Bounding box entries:
--

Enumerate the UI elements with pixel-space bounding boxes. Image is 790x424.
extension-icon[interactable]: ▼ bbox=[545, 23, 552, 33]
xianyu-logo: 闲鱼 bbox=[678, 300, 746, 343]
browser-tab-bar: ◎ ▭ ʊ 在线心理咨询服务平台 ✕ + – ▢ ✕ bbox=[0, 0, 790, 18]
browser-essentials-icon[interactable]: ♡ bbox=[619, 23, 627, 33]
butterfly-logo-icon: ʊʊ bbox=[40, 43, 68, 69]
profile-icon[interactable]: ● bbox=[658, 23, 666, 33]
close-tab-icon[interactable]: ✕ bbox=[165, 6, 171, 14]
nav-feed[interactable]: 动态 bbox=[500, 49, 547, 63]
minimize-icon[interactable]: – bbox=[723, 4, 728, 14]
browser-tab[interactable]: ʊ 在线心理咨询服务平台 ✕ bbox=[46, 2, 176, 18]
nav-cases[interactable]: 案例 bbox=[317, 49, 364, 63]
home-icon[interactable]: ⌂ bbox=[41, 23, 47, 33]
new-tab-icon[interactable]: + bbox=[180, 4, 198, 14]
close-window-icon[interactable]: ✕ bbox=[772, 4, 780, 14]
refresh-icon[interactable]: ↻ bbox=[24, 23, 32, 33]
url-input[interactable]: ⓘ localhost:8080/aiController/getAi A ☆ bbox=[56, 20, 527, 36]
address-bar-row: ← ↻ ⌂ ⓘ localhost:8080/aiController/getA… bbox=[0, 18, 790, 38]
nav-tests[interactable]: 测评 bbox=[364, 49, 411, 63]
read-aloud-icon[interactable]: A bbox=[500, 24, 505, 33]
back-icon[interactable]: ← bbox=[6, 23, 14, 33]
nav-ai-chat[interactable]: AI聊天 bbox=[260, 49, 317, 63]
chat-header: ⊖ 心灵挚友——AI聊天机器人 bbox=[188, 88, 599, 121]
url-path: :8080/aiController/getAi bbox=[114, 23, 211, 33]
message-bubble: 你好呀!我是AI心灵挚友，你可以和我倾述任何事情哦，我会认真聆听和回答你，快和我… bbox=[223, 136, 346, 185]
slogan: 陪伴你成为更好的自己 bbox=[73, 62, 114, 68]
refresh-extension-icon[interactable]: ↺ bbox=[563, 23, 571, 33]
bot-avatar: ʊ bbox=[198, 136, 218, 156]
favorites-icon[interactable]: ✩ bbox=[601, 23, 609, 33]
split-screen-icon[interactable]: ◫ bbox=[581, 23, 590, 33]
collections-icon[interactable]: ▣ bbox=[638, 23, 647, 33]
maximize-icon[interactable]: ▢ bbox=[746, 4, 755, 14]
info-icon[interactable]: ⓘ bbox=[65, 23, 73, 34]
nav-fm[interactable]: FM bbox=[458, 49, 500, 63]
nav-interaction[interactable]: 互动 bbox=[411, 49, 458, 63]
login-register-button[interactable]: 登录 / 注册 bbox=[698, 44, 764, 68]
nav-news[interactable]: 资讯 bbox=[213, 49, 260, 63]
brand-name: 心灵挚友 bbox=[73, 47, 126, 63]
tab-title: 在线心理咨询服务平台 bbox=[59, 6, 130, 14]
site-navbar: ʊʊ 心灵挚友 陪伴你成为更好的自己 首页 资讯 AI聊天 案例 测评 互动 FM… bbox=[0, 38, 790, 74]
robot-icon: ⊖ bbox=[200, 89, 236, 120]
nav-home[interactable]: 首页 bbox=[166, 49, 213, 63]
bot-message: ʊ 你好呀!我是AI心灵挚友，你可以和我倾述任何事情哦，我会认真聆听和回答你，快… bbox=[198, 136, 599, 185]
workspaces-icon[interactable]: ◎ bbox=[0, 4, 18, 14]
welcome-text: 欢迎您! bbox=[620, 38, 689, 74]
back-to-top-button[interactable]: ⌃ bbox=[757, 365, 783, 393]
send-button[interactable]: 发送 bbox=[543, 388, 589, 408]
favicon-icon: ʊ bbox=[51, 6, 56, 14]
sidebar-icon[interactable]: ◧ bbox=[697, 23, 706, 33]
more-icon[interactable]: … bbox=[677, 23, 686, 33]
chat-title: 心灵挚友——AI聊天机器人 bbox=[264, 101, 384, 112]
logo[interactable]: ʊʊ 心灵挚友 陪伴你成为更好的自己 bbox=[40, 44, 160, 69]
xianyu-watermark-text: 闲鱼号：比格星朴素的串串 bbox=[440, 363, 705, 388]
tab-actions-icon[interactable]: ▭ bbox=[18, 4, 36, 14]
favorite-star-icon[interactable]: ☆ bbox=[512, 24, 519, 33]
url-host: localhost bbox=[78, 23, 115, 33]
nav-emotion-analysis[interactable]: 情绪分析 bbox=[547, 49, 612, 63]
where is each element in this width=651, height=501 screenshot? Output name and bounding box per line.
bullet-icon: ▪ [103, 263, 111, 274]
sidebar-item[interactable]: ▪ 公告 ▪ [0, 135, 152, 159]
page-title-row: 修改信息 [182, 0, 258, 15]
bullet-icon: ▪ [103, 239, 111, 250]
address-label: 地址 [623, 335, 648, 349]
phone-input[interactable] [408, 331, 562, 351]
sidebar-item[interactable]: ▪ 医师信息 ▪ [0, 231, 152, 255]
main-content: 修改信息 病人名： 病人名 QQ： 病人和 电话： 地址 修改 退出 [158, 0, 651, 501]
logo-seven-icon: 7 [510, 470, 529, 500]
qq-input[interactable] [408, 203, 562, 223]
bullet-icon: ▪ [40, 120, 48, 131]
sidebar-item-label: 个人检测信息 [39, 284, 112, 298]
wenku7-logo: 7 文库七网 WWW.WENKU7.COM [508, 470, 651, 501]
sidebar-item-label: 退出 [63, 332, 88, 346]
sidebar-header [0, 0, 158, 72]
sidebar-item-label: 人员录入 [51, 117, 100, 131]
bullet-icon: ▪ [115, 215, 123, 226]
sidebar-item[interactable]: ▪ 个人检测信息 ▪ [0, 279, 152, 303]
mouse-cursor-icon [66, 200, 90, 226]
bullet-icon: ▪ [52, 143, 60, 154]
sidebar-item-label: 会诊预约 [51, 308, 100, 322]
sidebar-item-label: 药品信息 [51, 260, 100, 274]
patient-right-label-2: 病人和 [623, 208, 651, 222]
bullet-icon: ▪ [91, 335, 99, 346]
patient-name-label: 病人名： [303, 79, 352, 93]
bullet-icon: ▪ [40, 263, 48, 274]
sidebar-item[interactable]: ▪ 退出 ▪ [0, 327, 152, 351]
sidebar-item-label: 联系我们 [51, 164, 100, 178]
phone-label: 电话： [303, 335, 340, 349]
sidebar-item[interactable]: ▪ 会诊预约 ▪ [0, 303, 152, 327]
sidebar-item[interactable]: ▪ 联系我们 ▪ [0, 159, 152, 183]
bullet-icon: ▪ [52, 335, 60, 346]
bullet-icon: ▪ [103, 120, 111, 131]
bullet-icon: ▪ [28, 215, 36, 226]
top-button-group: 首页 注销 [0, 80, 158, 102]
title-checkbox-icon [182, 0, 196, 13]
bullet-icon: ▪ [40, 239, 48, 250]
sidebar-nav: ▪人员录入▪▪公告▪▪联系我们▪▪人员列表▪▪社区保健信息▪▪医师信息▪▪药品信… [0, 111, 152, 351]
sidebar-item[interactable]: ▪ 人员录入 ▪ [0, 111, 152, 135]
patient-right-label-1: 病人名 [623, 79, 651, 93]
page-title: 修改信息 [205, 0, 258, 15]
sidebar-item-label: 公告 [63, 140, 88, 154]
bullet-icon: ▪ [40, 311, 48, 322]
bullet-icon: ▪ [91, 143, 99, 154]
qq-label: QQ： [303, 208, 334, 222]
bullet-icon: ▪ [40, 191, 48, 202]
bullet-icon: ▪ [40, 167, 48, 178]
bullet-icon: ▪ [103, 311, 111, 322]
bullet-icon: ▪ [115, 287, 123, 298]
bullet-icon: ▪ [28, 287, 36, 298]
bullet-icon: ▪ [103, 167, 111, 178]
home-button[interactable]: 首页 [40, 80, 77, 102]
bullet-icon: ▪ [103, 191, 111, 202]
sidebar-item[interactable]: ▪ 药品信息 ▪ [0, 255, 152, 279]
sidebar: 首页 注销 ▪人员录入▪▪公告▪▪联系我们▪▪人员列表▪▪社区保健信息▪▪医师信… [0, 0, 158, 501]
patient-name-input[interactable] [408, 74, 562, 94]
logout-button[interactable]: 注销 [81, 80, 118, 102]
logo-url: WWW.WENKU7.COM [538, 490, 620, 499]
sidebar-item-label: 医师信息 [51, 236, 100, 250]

--

Stated task:
From the first line of the listing through the line containing "profile-icon[interactable]: ● bbox=[658, 23, 666, 33]", switch "interactable" to "clickable" and give only those lines again, otherwise unchanged.

In response:
Enumerate the UI elements with pixel-space bounding boxes. Image is 790x424.
extension-icon[clickable]: ▼ bbox=[545, 23, 552, 33]
xianyu-logo: 闲鱼 bbox=[678, 300, 746, 343]
browser-tab-bar: ◎ ▭ ʊ 在线心理咨询服务平台 ✕ + – ▢ ✕ bbox=[0, 0, 790, 18]
browser-essentials-icon[clickable]: ♡ bbox=[619, 23, 627, 33]
butterfly-logo-icon: ʊʊ bbox=[40, 43, 68, 69]
profile-icon[clickable]: ● bbox=[658, 23, 666, 33]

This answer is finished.